(Items):

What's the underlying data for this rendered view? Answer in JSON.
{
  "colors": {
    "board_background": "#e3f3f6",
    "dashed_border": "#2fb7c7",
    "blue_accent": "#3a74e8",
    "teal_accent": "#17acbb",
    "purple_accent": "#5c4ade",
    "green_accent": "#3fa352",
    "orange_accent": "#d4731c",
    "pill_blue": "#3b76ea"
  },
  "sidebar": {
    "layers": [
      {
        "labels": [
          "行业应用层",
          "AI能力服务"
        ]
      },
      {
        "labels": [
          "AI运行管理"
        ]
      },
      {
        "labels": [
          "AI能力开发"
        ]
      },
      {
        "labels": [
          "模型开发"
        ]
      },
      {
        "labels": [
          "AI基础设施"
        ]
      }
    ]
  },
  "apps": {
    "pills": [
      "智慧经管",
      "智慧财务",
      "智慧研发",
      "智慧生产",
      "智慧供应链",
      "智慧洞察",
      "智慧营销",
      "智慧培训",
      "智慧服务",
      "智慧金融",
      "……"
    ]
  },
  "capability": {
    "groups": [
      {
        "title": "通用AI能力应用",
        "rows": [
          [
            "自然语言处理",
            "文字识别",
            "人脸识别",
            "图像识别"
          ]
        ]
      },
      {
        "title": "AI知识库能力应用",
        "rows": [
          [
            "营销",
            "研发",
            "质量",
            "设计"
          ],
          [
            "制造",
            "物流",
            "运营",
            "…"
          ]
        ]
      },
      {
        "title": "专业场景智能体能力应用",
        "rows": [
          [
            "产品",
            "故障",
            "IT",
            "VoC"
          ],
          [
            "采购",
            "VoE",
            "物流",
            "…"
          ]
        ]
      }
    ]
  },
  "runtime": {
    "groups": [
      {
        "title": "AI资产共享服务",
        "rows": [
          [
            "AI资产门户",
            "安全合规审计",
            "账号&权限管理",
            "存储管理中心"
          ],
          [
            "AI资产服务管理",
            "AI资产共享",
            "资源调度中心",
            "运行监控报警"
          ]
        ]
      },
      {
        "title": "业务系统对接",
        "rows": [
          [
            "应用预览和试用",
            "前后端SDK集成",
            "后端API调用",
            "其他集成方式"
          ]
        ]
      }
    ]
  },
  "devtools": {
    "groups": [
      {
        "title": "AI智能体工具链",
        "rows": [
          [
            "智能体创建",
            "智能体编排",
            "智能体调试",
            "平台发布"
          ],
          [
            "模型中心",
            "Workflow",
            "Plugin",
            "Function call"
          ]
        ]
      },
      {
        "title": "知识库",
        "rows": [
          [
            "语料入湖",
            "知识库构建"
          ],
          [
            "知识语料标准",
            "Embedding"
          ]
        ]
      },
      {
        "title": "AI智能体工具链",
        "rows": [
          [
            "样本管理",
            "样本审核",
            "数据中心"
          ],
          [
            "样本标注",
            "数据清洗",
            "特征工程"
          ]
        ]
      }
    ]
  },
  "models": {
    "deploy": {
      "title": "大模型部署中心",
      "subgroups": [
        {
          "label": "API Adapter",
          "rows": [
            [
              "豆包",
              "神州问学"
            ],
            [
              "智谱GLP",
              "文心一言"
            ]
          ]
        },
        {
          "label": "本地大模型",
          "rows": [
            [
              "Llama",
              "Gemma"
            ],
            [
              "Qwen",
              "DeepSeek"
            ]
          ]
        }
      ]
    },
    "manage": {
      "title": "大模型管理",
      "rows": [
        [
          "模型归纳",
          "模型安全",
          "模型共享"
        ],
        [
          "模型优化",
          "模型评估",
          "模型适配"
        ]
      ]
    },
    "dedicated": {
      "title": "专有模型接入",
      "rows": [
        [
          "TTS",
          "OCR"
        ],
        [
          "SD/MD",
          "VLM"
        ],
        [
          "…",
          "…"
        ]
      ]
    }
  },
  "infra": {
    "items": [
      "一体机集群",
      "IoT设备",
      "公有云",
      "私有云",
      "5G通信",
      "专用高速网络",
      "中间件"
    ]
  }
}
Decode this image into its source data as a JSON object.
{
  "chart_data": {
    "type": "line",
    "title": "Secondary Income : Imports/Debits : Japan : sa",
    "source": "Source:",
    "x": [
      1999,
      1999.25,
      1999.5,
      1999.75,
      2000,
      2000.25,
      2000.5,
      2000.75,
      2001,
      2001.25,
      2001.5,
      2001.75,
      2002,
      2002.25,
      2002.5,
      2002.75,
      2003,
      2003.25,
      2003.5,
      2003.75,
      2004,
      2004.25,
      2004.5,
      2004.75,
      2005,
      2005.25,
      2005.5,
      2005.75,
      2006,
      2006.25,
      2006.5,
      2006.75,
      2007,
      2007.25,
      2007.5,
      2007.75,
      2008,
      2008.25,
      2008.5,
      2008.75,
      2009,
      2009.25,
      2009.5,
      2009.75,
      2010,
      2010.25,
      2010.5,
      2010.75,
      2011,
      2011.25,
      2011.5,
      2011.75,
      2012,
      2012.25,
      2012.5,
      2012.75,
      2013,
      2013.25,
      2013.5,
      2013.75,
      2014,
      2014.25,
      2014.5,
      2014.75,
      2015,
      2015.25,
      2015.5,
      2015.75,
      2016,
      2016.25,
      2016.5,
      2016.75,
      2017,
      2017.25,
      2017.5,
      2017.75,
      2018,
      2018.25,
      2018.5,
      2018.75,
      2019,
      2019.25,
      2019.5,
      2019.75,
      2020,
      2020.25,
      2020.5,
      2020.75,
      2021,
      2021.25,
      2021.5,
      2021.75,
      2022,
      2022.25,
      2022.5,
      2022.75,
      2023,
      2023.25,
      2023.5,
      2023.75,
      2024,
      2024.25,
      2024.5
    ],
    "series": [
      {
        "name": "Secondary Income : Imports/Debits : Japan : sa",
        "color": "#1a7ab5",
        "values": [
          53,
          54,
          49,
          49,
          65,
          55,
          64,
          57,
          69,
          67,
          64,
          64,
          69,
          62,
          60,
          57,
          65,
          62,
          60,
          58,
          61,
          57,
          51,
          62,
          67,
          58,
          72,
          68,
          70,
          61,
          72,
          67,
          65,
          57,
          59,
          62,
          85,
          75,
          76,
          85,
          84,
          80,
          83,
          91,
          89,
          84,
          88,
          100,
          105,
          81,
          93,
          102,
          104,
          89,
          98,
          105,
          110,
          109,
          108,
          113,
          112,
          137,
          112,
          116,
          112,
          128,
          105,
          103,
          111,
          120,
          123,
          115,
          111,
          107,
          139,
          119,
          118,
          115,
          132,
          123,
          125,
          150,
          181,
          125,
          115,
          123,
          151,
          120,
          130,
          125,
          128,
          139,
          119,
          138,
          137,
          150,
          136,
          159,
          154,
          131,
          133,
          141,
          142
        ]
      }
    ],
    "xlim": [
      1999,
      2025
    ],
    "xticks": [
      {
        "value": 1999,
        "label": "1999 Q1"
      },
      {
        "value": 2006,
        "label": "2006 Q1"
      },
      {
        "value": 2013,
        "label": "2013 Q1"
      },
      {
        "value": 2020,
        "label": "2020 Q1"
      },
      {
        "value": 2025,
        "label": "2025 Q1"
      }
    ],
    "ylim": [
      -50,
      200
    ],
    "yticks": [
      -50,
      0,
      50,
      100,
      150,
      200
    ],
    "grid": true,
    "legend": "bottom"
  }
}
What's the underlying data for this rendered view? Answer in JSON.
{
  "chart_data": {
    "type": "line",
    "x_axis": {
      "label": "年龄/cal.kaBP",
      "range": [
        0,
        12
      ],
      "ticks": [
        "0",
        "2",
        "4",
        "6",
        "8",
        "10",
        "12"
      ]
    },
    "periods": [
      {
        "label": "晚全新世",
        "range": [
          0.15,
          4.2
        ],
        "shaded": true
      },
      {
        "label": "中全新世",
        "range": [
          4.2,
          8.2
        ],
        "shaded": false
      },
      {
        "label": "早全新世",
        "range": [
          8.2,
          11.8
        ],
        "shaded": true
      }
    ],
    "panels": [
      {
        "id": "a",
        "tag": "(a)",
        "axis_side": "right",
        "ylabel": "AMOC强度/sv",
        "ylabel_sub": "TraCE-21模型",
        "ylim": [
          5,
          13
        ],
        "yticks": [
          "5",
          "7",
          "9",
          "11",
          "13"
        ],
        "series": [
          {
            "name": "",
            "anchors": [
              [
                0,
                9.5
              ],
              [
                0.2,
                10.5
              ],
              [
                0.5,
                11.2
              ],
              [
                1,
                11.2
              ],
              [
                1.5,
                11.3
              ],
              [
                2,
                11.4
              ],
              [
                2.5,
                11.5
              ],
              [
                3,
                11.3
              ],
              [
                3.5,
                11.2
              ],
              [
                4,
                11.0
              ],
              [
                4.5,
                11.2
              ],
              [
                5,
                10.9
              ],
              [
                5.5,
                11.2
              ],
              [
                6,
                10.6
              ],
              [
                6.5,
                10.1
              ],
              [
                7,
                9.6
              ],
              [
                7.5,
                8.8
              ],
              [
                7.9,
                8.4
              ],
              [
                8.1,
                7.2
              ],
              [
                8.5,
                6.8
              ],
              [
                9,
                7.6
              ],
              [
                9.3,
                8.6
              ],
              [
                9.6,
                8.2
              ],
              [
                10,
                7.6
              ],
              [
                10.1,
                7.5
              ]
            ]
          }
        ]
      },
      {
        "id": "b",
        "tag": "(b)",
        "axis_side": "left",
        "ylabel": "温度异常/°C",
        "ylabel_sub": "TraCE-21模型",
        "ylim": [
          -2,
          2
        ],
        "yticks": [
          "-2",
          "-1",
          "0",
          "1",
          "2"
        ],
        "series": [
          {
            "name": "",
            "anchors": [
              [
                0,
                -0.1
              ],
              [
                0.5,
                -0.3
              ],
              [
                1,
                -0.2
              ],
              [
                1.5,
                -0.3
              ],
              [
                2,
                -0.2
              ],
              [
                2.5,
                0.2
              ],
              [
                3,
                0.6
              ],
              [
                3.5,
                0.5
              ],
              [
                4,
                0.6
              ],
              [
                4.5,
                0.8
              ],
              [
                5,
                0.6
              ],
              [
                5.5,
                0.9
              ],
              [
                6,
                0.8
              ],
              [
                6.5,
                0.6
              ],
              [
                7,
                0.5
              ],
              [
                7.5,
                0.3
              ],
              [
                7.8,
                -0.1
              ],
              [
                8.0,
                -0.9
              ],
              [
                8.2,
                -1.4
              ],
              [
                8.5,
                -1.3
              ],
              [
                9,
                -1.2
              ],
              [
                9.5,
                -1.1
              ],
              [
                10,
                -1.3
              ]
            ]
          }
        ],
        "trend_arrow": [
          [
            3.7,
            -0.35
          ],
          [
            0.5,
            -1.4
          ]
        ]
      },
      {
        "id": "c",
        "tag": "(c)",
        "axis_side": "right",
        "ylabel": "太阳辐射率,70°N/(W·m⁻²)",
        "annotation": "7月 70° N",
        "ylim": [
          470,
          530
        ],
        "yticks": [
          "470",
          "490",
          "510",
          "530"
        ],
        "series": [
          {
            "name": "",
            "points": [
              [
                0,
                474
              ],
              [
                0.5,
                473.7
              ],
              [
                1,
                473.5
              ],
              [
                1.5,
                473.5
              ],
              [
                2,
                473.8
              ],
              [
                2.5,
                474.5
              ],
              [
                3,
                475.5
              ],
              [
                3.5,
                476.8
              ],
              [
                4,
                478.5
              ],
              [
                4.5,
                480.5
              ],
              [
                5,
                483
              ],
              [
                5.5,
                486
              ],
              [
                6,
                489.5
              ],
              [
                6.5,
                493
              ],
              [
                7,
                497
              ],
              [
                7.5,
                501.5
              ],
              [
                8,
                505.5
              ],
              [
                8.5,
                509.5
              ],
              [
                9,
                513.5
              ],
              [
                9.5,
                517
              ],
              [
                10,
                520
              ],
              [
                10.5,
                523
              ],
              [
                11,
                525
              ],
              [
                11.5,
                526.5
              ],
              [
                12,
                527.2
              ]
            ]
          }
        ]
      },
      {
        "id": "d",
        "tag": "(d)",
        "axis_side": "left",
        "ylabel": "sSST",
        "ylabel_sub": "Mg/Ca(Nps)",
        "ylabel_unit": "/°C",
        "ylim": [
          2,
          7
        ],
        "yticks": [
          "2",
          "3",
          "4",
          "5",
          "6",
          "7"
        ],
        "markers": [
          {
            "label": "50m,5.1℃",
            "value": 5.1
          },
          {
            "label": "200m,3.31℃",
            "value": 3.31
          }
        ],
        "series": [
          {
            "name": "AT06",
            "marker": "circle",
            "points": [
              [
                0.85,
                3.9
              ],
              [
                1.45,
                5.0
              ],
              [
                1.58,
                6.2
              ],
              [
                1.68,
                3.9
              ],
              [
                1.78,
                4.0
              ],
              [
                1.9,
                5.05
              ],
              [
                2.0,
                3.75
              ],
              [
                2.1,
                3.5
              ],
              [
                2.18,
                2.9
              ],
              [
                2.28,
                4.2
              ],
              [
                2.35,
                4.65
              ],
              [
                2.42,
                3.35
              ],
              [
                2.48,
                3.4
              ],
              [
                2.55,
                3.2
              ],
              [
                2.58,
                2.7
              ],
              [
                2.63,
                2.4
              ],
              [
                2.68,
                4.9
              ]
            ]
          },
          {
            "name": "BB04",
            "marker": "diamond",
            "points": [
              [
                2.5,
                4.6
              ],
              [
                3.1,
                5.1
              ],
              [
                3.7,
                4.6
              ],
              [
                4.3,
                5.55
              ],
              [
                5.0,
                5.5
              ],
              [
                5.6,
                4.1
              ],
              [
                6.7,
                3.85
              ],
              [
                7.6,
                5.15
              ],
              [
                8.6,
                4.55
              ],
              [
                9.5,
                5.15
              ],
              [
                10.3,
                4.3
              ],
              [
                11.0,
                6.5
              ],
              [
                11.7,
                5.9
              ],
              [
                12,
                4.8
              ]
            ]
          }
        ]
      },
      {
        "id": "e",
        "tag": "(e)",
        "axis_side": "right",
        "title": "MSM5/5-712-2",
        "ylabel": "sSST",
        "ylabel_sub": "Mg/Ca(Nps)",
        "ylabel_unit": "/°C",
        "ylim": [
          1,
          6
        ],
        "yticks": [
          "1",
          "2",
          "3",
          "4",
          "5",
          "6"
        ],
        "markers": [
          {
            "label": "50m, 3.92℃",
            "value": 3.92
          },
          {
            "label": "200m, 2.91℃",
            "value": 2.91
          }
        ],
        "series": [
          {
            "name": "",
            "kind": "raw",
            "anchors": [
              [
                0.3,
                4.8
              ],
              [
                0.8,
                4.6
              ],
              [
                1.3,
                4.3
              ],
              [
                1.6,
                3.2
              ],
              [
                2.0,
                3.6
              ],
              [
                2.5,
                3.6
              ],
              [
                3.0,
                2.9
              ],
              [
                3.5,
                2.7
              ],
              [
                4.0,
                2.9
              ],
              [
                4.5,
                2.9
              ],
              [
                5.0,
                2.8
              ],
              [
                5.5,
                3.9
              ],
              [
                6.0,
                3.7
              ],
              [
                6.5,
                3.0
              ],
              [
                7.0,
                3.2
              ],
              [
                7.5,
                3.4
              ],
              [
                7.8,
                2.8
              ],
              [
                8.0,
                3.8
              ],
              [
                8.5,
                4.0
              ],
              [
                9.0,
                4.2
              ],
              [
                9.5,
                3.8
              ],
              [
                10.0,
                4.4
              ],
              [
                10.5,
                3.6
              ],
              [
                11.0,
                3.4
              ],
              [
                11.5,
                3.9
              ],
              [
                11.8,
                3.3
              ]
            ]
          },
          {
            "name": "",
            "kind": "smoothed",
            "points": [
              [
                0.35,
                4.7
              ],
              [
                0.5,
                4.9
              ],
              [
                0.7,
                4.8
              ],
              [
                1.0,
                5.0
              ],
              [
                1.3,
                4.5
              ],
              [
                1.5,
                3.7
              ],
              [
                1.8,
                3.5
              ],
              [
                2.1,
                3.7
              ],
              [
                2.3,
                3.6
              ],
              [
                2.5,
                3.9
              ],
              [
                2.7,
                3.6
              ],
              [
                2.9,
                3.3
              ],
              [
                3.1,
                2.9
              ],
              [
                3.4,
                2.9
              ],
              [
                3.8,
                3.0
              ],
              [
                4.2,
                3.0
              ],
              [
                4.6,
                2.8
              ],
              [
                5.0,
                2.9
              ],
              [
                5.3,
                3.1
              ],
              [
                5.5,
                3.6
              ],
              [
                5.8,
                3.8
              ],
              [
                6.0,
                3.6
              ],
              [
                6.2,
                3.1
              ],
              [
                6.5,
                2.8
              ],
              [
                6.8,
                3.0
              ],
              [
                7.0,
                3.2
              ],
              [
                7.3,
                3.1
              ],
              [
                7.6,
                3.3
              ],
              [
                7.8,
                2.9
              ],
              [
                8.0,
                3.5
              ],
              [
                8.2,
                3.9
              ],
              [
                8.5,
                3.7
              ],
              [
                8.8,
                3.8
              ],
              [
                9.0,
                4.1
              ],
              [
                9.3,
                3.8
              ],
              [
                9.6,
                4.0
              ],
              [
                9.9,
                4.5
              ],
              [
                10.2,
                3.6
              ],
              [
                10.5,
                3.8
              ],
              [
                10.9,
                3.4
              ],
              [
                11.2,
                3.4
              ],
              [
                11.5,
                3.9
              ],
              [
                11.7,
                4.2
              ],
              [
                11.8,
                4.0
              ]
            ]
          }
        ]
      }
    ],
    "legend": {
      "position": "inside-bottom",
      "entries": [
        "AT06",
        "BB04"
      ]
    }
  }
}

(What to work on): Give the number of lines that carry the word "Debits", with nothing added.

(Problem solution): 2